• TEXTE FOURNI:
--------

28 octobre 2018

ROBERT WYATT : EPs


Acquis par correspondance via Amazon en janvier 2017
Réf : DNO 205 -- Édité par Domino aux États-Unis en 2008
Support : 5 x CD 12 cm
19 titres

Je ne sais plus comment je me suis retrouvé à regarder le passage de Robert Wyatt à Top of the Pops en 1974 pour sa reprise du I'm a believer des Monkees. Peut-être bien parce que l'ami Dorian Feller avait trouvé sur une broc l'édition française du 45 tours. En tout cas, ce qui m'avait surtout marqué dans ce document c'est l'ironie suprême de la situation : Robert Wyatt interprétant un tube pop mondial, certes, mais Robert Wyatt dans le temple de la variété anglaise ! Et pas tout seul, en plus, puisqu'il est accompagné, sauf erreur de ma part, par son producteur Nick Mason (Pink Floyd) et par Richard Sinclair (Caravan, Hatfield and The North), Dave MacRae (Matching Mole), Andy Summers (qui avait joué notamment avec Soft Machine, Kevin Ayers et Kevin Coyne, et qui rejoindra plus tard The Police) et Fred Frith (Henry Cow et un des papes des Musiques de Traverses. Fred Frith à TOTP !).



Dans son n° 201 daté de février 2014, Uncut a raconté The making of... I'm a believer. Évidemment, c'est une série de malentendus qui a abouti à cette situation. Robert Wyatt avait dit dans la presse qu'il aimait beaucoup la pop music, "la musique folk de l'ère industrielle" et un dirigeant de son label Virgin l'a pris au mot en lui demandant s'il serait prêt à enregistrer une chanson pop. Et c'est comme ça que, juste après la sortie de son premier album Rock bottom en juillet 1974, Wyatt et Mason sont retournés en studio pour enregistrer, très vite, cette reprise des Monkees, après avoir dans un premier temps envisagé de s'attaquer à Last train to Clarksville.
Le 8 septembre 1974, pour la seule et unique fois apparemment, Wyatt a joué cette chanson sur scène, au théâtre de Drury Lane. Le 45 tours est sorti et il est monté jusqu'à la 29e place des classements de vente. Rien d'extraordinaire, mais suffisamment pour que, avec l'appui promotionnel de Virgin, Wyatt soit invité deux semaines de suite en septembre 1974 à passer à Top of the Pops. Et là, les choses ne se sont pas très bien passées, c'était triste et futile : longue attente, répétition annulée par la pause syndicale, et surtout, ces musiciens plutôt d'avant-garde étaient paumés dans tout ce cirque (même si Caravan, et bien sûr Pink Floyd, y étaient déjà passés). Et puis il y avait le fauteuil roulant de Wyatt. La deuxième fois, le producteur de l'émission a dit qu'il le gênait et qu'il préférerait le voir assis dans un siège en osier. Wyatt l'a envoyé se faire voir, l'autre lui a dit qu'il ne serait plus jamais invité dans l'émission, et Richard Branson est allé acheté un "beau fauteuil roulant ancien" pour calmer les choses et ça a fini par passer.

--------

• CONSIGNE 1: Dans le texte sur Robert Wyatt, à quelle place des classements de vente le 45 tours est-il monté ?
• CONSIGNE 2: Recopie le passage du texte sur Robert Wyatt qui commence par "Je ne sais plus" et se poursuit jusqu'à "Frith à TOTP !).", en changeant "broc" pour "brocante".
• CONSIGNE 3: Poursuis le texte sur Robert Wyatt à partir de l'endroit où il s'arrête.
Les données qui suivent viennent d'une autre source.

Entrées de la collection

--------

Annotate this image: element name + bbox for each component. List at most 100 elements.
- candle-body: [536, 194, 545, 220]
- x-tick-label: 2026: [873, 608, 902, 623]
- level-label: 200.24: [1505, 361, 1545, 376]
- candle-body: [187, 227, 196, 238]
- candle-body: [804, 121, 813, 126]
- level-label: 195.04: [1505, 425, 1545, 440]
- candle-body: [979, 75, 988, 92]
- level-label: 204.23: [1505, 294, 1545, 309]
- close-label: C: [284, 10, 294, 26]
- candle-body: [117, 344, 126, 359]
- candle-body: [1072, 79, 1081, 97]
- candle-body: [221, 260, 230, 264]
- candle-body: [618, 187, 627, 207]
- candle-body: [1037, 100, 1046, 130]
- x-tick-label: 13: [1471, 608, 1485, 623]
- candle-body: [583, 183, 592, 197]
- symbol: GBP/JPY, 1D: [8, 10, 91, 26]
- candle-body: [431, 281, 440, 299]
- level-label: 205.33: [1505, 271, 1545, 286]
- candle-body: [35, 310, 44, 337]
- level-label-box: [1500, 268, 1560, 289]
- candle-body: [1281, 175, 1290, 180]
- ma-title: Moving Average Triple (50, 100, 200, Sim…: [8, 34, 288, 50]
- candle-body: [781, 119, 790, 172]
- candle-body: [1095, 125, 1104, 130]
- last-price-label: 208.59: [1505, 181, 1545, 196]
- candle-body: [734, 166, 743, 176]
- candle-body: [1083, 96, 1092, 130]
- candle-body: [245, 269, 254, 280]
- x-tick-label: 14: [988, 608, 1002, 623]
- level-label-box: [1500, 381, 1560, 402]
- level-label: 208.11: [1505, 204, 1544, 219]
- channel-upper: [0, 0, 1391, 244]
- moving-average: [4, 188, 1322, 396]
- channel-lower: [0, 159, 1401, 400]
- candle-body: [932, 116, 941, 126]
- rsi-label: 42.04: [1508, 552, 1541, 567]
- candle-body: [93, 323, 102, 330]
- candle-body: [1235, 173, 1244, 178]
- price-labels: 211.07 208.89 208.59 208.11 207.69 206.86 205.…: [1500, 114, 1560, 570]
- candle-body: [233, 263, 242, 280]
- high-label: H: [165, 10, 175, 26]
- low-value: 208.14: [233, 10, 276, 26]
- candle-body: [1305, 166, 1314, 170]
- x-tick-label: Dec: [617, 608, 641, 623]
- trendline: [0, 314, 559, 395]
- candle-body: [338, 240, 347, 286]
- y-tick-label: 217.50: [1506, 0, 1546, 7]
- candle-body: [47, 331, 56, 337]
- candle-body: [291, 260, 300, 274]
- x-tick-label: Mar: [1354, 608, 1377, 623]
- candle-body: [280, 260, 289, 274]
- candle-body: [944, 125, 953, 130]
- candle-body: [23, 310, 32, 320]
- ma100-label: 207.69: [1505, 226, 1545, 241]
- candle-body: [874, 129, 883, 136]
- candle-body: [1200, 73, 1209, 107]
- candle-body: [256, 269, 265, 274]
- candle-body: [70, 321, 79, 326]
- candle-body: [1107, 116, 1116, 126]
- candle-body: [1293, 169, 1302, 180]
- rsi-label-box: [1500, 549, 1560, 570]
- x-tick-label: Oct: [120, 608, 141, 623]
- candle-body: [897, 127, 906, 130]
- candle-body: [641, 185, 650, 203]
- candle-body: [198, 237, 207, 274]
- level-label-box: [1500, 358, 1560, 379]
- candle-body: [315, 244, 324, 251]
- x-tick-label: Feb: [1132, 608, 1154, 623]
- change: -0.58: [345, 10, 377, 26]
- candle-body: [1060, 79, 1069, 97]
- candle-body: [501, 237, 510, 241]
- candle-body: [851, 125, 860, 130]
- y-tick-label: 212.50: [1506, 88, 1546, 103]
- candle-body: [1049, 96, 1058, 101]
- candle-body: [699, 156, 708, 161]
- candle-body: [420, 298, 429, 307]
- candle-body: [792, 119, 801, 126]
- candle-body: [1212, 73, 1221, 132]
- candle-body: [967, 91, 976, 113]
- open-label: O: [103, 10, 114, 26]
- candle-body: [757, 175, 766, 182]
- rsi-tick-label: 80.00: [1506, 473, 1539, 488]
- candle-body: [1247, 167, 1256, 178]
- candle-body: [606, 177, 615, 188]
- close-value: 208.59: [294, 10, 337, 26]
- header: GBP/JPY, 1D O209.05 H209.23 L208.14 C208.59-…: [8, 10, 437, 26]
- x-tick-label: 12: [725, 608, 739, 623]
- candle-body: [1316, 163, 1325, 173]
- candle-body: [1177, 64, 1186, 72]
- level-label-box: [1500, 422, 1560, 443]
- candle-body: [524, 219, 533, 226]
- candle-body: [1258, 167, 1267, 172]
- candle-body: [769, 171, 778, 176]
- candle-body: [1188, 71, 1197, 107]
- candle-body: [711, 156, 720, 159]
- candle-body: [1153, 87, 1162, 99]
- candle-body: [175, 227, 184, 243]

--------

• RÉSULTAT FINAL 1: À la 29e place.

• RÉSULTAT FINAL 2:
Je ne sais plus comment je me suis retrouvé à regarder le passage de Robert Wyatt à Top of the Pops en 1974 pour sa reprise du I'm a believer des Monkees. Peut-être bien parce que l'ami Dorian Feller avait trouvé sur une brocante l'édition française du 45 tours. En tout cas, ce qui m'avait surtout marqué dans ce document c'est l'ironie suprême de la situation : Robert Wyatt interprétant un tube pop mondial, certes, mais Robert Wyatt dans le temple de la variété anglaise ! Et pas tout seul, en plus, puisqu'il est accompagné, sauf erreur de ma part, par son producteur Nick Mason (Pink Floyd) et par Richard Sinclair (Caravan, Hatfield and The North), Dave MacRae (Matching Mole), Andy Summers (qui avait joué notamment avec Soft Machine, Kevin Ayers et Kevin Coyne, et qui rejoindra plus tard The Police) et Fred Frith (Henry Cow et un des papes des Musiques de Traverses. Fred Frith à TOTP !).

• RÉSULTAT FINAL 3:
La chanson originale est vraiment un classique de la pop, avec une mélodie dynamique très forte. J'aime beaucoup la version de Wyatt, et initialement mon intention mon intention était de m'offrir le 45 tours pour le chroniquer ici. Mais les exemplaires avec pochette illustrée sont chers. Les exemplaires anglais sans pochette sont très courants et pas chers, mais avec le port çe revient quand même au minimum à 7-10 €. Pour un prix à peine supérieur, j'ai préféré jeter mon dévolu sur cette compilation EPs, sortie initialement en 1999, qui se présente sous la forme d'un coffret de 5 CD qui permet de revisiter une partie de la discographie solo foisonnante de Robert Wyatt.
Le premier CD s'ouvre avec une version un peu allongée de I'm a believer, suivie de sa face B, Memories, qui doit être donc, du fait du tube, la version, excellente, la plus vendue de la très belle chanson de Hugh Hopper, dont j'ai chroniqué ici la reprise par Material.
Ensuite vient, preuve que Wyatt a essayé de continuer de jouer le jeu de la pop, la reprise ralentie du Yesterday man de Chris Andrews, enregistrée dans la foulée en 1974, qui devait succéder à I'm a believer. Sauf que Virgin l'a trouvée lugubre et a refusé de la sortir (avant de finir par le faire en 1977). Du coup, Wyatt a refusé d'enregistrer pour Virgin, Virgin l'a empêché d'enregistrer ailleurs et Wyatt s'est intéressé pendant un temps plutôt à la politique qu'à la musique.
Le CD est complété par Sonia, une version différente de la face B de Yesterday man, un instrumental aux tonalités caribéennes que j'aime bien au début, mais qui se révèle très répétitif sur la longueur. Et ensuite on a droit à Calyx, un extrait du concert de Drury Lane.
Le coffret fait ensuite l'impasse sur les 45 tours sortis chez Rough Trade, sûrement parce qu'ils sont compilés depuis longtemps sur Nothing can stop us, pour s'attaquer au monument Shipbuilding. On retrouve donc les trois titres du maxi de 1982, avec la version originale de la chanson écrite par Clive Langer pour la musique et Elvis Costello pour les paroles, version qui reste ma préférée, suivie de deux reprises, Memories of you, que j'aime beaucoup, et Round midnight de Thelonious Monk, qui est moins ma tasse de thé.
On trouve ensuite sur ce CD deux titres parus initialement sur des compilations, le bon original Pigs... (in there) sur Artists for animals - The liberator et la reprise de Charlie Haden Chairman Mao chez Recommended Records.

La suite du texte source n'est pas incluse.